> **LISTED RECORDS**
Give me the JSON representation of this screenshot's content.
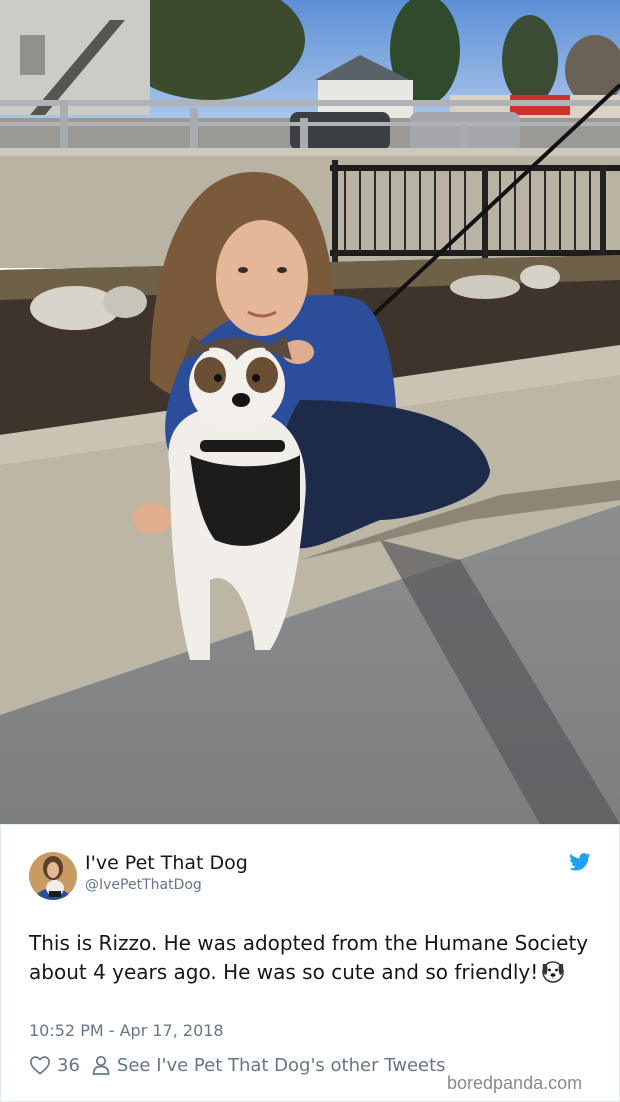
{
  "photo": {
    "description_icon": "photo-girl-with-dog",
    "sign_text": "",
    "store_sign": ""
  },
  "tweet": {
    "display_name": "I've Pet That Dog",
    "handle": "@IvePetThatDog",
    "text": "This is Rizzo. He was adopted from the Humane Society about 4 years ago. He was so cute and so friendly!",
    "emoji_icon": "dog-face-icon",
    "timestamp": "10:52 PM - Apr 17, 2018",
    "likes": "36",
    "other_tweets_link": "See I've Pet That Dog's other Tweets",
    "brand_icon": "twitter-bird-icon",
    "brand_color": "#1da1f2"
  },
  "watermark": "boredpanda.com"
}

> **GIVEN REQUEST**
Every line in the data that holds "photo" should be copied out.

> **ANSWER FOR THE TASK**
  "photo": {
    "description_icon": "photo-girl-with-dog",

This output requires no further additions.